- Brief:
Reproduce the listing below verbatim.

- Dataset excerpts:
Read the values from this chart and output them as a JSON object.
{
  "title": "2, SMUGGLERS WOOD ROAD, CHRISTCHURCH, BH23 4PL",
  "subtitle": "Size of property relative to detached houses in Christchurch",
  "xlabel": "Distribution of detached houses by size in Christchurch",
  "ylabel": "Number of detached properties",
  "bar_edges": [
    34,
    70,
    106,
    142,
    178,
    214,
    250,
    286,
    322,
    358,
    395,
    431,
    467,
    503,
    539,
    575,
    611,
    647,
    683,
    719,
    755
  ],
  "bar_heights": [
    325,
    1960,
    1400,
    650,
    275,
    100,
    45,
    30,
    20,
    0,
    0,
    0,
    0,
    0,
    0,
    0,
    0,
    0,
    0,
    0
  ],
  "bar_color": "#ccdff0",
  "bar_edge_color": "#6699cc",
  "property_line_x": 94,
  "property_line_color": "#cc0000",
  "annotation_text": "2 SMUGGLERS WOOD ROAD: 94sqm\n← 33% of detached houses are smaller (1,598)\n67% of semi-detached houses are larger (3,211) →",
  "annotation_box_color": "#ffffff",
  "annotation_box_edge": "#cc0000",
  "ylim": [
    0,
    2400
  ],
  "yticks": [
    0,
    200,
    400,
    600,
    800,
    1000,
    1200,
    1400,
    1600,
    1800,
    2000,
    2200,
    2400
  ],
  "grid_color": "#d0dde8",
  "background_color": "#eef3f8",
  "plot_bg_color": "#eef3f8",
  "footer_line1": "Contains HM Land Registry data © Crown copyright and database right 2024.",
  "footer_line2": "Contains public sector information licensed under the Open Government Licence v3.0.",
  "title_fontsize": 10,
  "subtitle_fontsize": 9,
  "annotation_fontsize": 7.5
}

- Task output:
Read the values from this chart and output them as a JSON object.
{
  "title": "2, SMUGGLERS WOOD ROAD, CHRISTCHURCH, BH23 4PL",
  "subtitle": "Size of property relative to detached houses in Christchurch",
  "xlabel": "Distribution of detached houses by size in Christchurch",
  "ylabel": "Number of detached properties",
  "bar_edges": [
    34,
    70,
    106,
    142,
    178,
    214,
    250,
    286,
    322,
    358,
    395,
    431,
    467,
    503,
    539,
    575,
    611,
    647,
    683,
    719,
    755
  ],
  "bar_heights": [
    325,
    1960,
    1400,
    650,
    275,
    100,
    45,
    30,
    20,
    0,
    0,
    0,
    0,
    0,
    0,
    0,
    0,
    0,
    0,
    0
  ],
  "bar_color": "#ccdff0",
  "bar_edge_color": "#6699cc",
  "property_line_x": 94,
  "property_line_color": "#cc0000",
  "annotation_text": "2 SMUGGLERS WOOD ROAD: 94sqm\n← 33% of detached houses are smaller (1,598)\n67% of semi-detached houses are larger (3,211) →",
  "annotation_box_color": "#ffffff",
  "annotation_box_edge": "#cc0000",
  "ylim": [
    0,
    2400
  ],
  "yticks": [
    0,
    200,
    400,
    600,
    800,
    1000,
    1200,
    1400,
    1600,
    1800,
    2000,
    2200,
    2400
  ],
  "grid_color": "#d0dde8",
  "background_color": "#eef3f8",
  "plot_bg_color": "#eef3f8",
  "footer_line1": "Contains HM Land Registry data © Crown copyright and database right 2024.",
  "footer_line2": "Contains public sector information licensed under the Open Government Licence v3.0.",
  "title_fontsize": 10,
  "subtitle_fontsize": 9,
  "annotation_fontsize": 7.5
}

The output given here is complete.